__Problem description__: Search the entries for the word "которых" and pull out each line that has it.

__Records__:
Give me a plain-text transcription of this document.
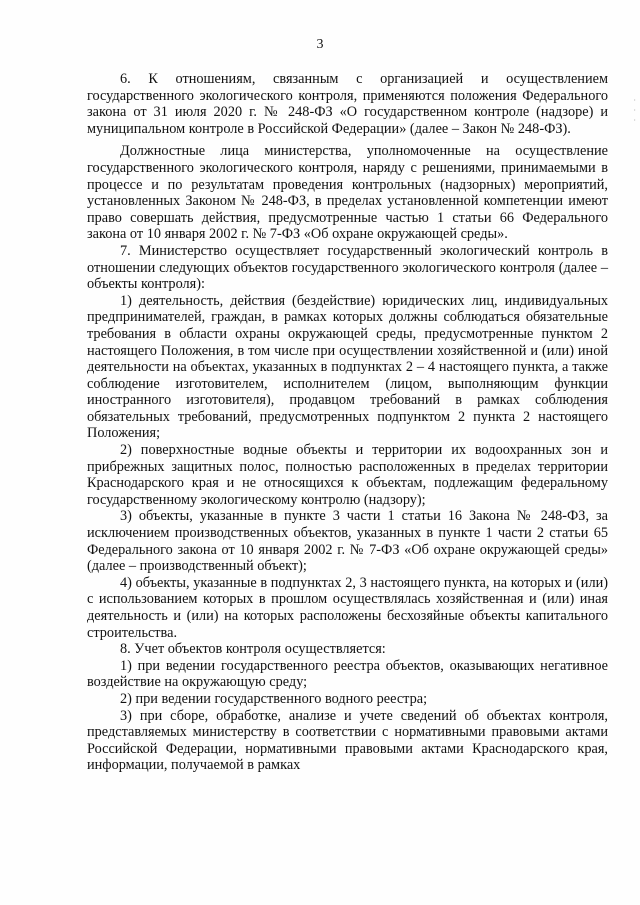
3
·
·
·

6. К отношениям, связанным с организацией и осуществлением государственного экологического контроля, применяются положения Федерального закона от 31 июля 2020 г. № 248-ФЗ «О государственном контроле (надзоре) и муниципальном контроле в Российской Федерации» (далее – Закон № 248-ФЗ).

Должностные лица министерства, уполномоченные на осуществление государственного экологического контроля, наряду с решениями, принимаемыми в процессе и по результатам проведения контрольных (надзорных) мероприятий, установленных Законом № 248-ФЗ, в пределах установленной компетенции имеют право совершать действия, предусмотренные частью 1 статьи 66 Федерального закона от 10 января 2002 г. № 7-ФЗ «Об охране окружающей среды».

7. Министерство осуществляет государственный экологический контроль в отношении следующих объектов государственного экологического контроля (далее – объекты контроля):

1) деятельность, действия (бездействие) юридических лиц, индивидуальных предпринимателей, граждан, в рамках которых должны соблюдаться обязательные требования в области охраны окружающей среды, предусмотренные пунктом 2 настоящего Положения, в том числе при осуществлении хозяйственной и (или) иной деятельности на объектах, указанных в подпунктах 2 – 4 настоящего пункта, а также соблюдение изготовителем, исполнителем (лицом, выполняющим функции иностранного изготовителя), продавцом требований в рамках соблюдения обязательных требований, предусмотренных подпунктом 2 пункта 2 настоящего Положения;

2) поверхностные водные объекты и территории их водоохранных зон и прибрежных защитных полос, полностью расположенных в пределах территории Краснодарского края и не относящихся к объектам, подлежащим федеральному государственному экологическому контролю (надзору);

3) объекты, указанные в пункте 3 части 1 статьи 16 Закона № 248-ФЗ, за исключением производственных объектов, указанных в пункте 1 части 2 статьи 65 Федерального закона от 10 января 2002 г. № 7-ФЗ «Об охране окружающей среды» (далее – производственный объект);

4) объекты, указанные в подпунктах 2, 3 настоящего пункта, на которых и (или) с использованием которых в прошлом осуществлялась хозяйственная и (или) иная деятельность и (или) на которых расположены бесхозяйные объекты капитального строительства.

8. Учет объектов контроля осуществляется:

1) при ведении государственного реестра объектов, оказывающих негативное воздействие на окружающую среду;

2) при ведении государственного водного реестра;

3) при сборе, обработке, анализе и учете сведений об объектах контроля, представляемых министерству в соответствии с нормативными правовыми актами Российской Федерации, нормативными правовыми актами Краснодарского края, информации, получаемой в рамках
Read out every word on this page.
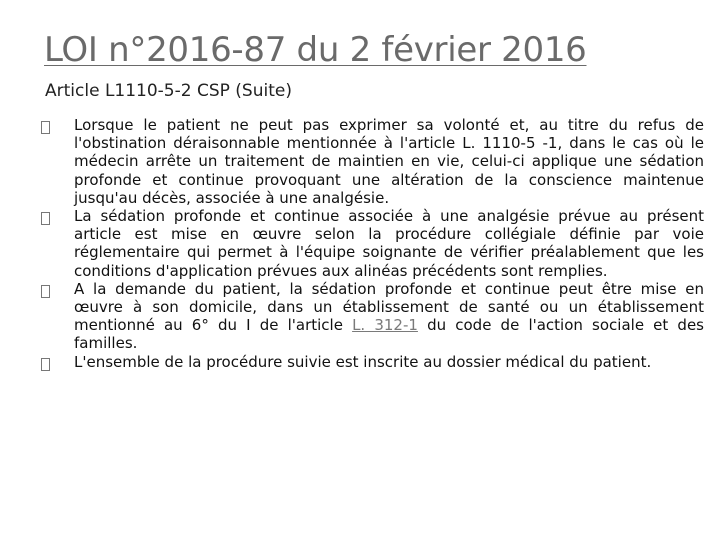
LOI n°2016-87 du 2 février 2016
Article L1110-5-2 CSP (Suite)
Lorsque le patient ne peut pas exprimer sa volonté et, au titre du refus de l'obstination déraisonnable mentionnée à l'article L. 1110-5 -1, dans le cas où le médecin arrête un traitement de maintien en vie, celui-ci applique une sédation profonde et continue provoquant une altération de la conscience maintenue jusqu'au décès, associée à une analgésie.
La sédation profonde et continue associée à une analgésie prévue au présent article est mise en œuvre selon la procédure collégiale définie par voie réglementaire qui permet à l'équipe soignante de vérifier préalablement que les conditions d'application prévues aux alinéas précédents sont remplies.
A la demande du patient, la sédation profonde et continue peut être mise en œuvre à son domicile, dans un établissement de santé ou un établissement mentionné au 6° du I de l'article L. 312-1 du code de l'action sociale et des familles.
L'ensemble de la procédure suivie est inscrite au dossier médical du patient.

__Correct answer__:
1) деятельность, действия (бездействие) юридических лиц, индивидуальных предпринимателей, граждан, в рамках которых должны соблюдаться обязательные требования в области охраны окружающей среды, предусмотренные пунктом 2 настоящего Положения, в том числе при осуществлении хозяйственной и (или) иной деятельности на объектах, указанных в подпунктах 2 – 4 настоящего пункта, а также соблюдение изготовителем, исполнителем (лицом, выполняющим функции иностранного изготовителя), продавцом требований в рамках соблюдения обязательных требований, предусмотренных подпунктом 2 пункта 2 настоящего Положения;
4) объекты, указанные в подпунктах 2, 3 настоящего пункта, на которых и (или) с использованием которых в прошлом осуществлялась хозяйственная и (или) иная деятельность и (или) на которых расположены бесхозяйные объекты капитального строительства.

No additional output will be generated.